::: RECORDS PROVIDED

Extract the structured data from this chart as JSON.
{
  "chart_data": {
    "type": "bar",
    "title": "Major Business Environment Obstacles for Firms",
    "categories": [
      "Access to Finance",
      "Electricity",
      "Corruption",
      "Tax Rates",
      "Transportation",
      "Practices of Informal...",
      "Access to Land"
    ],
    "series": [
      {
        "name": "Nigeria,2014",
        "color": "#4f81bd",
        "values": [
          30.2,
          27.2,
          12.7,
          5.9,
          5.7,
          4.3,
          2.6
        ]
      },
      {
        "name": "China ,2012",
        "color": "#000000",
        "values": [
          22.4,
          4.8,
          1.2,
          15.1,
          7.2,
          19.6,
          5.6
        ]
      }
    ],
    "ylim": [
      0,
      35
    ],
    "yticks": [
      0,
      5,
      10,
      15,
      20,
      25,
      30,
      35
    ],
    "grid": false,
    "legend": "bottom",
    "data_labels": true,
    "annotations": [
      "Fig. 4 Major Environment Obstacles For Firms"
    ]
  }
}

::::::
::: RECORDS PROVIDED

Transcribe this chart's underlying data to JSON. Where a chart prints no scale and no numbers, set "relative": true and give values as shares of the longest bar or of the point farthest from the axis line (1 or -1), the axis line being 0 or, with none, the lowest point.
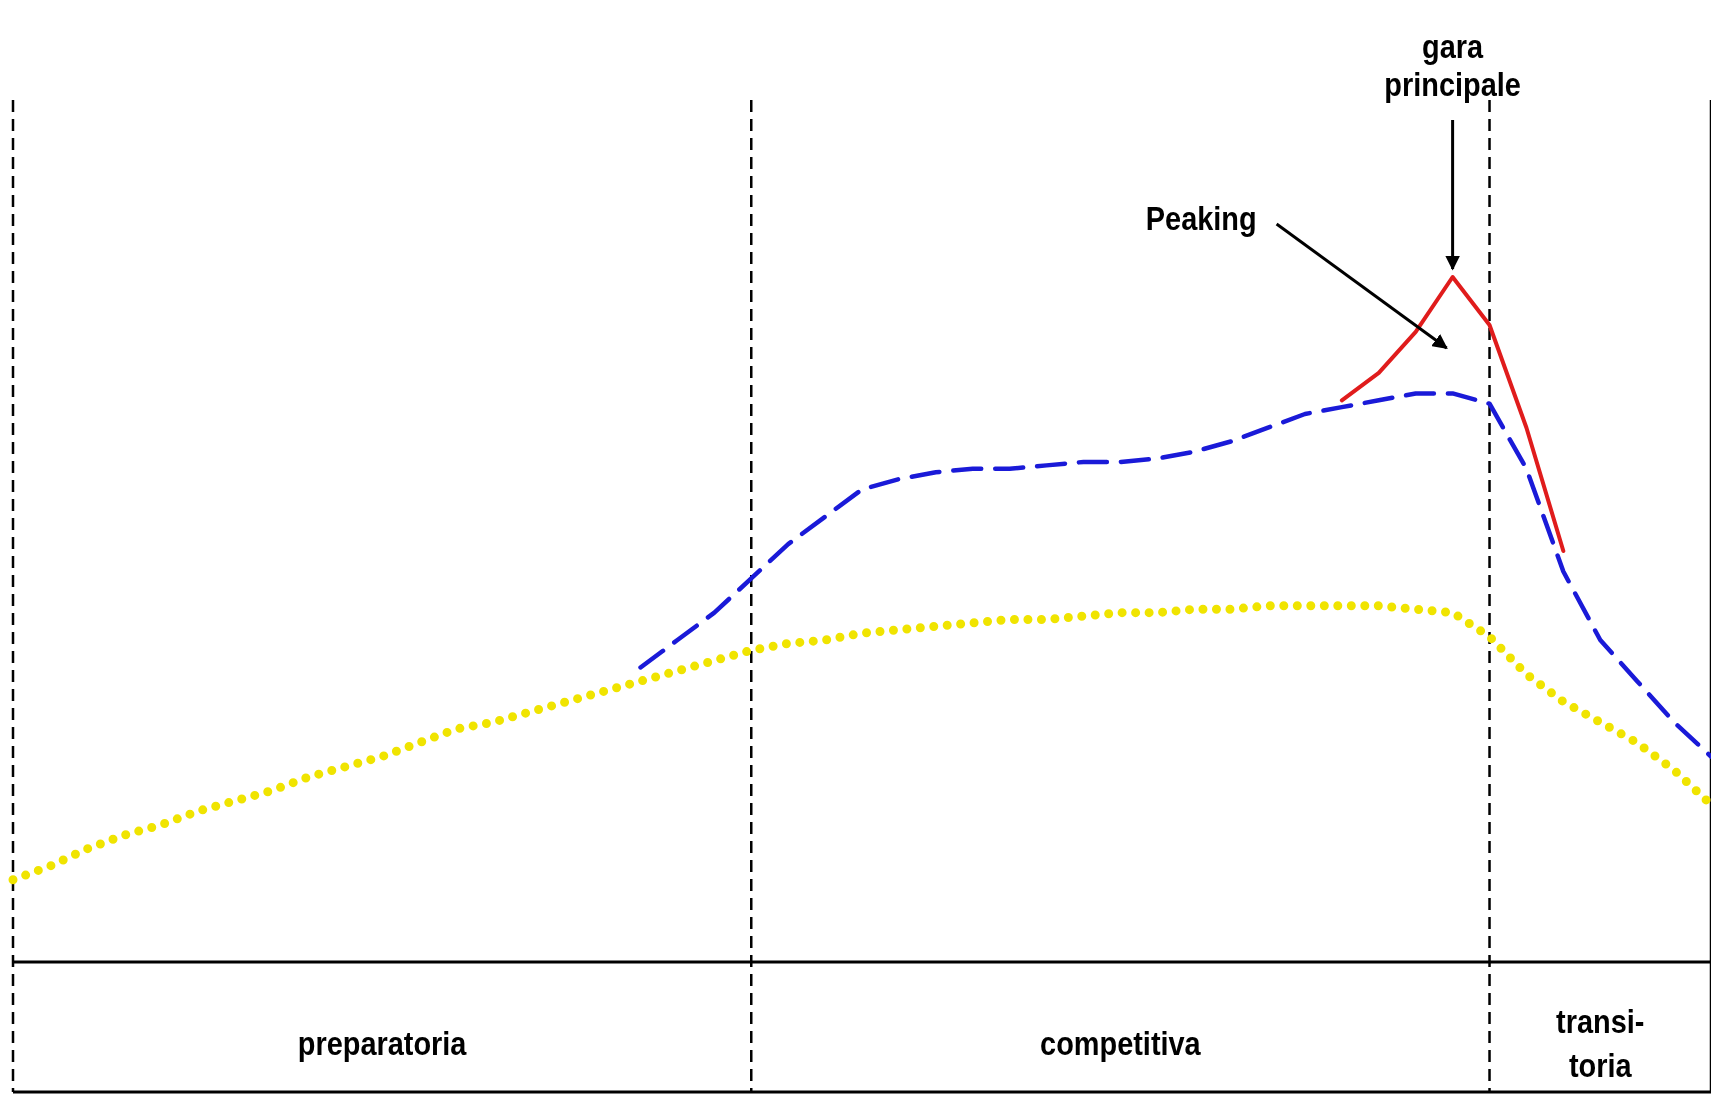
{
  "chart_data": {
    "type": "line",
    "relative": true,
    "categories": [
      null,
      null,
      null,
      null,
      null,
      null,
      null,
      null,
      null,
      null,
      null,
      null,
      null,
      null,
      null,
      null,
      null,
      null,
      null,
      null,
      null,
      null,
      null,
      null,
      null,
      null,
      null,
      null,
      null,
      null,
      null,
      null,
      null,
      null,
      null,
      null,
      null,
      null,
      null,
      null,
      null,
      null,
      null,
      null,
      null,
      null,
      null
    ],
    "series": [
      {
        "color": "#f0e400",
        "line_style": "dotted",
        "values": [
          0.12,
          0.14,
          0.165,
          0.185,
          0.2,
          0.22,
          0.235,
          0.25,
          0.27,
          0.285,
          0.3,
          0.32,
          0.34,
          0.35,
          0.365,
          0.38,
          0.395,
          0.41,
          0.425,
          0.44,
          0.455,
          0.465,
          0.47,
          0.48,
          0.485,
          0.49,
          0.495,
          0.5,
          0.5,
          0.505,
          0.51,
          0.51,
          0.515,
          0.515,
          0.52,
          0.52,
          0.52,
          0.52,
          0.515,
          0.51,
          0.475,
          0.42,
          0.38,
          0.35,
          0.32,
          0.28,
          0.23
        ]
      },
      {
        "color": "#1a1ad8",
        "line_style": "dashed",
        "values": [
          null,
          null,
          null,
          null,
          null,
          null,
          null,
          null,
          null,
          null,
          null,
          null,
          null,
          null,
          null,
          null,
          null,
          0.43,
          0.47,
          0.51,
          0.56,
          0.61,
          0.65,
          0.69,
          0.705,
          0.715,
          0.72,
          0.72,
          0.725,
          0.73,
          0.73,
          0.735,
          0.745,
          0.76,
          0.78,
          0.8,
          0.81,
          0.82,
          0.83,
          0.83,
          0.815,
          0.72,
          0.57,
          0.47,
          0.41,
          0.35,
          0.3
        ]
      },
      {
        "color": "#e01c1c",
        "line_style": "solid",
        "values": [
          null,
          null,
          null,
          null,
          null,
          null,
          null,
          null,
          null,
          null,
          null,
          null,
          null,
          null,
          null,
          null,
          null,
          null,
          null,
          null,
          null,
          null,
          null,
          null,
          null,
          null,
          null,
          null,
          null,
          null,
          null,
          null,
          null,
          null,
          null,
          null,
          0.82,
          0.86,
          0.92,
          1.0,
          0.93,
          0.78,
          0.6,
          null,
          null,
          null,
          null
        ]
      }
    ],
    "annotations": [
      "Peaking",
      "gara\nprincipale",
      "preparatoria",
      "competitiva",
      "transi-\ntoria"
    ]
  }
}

::::::
::: RECORDS PROVIDED

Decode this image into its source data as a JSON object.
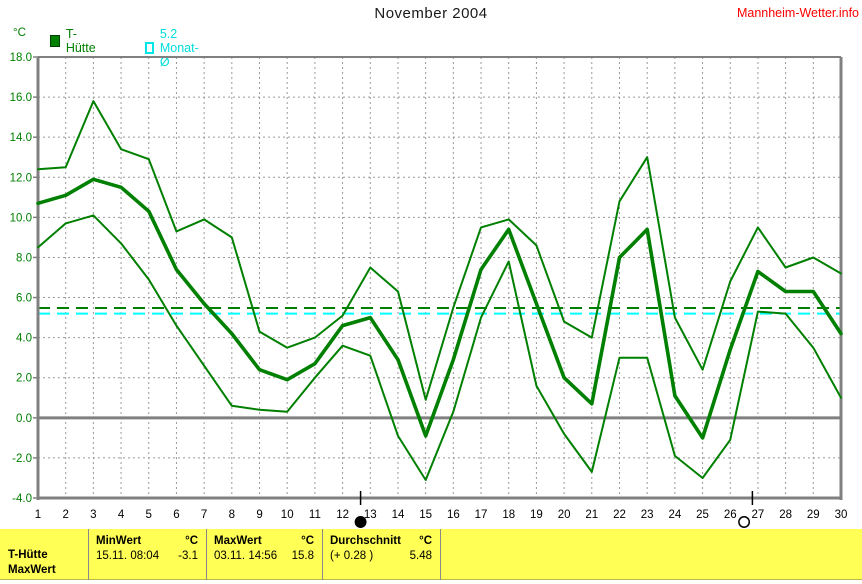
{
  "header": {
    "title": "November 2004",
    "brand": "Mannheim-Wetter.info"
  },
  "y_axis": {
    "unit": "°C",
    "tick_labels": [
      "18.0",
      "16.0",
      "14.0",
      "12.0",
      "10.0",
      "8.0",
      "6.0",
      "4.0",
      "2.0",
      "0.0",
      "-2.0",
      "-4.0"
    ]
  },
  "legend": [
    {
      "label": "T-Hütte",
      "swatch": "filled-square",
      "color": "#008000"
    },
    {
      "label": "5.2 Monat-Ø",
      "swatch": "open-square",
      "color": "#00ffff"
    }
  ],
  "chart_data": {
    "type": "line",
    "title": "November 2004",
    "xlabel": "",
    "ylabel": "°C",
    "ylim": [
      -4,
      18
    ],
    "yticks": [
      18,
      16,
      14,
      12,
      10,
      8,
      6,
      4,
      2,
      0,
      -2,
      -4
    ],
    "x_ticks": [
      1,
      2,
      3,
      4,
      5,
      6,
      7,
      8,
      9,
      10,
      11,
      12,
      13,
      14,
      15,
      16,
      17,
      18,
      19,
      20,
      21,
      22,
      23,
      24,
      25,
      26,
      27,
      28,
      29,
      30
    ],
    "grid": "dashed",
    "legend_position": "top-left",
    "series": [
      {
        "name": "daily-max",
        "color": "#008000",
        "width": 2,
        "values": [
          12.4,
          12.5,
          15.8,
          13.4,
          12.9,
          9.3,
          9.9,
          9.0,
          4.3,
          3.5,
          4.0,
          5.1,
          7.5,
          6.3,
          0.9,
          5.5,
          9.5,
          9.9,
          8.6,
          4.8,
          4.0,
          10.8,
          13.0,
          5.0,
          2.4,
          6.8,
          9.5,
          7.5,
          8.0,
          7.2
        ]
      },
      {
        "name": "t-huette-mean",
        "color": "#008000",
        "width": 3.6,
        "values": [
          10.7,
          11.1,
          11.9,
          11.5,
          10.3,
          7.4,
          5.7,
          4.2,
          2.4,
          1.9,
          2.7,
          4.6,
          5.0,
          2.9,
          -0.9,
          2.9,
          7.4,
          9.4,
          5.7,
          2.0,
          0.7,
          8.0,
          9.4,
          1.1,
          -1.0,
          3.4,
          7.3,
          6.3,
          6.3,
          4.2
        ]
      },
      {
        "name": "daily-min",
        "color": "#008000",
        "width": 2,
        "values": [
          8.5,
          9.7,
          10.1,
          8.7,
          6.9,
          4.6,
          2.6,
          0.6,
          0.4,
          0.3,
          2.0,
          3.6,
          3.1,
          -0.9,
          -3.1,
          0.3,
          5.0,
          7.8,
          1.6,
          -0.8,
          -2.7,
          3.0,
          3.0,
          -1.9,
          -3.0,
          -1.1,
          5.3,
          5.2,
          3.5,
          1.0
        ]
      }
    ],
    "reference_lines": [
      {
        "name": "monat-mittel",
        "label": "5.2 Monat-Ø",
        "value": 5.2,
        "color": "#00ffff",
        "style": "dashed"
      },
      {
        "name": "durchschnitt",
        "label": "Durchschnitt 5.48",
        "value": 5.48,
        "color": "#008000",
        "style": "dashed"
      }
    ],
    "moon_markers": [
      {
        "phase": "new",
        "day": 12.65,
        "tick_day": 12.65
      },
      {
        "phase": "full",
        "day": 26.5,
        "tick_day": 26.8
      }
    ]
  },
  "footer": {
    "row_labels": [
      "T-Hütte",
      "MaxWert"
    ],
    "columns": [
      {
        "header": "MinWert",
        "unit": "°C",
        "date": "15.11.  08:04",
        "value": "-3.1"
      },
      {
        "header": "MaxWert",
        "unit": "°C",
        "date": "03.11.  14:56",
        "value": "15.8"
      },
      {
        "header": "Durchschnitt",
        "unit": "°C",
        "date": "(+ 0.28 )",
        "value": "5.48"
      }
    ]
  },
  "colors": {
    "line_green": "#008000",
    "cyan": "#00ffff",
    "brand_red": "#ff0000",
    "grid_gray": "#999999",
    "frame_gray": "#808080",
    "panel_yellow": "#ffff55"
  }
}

::::::

Find the count of lines in the data above where the string "header" occurs. Provide that number alone.

# RESPONSE
4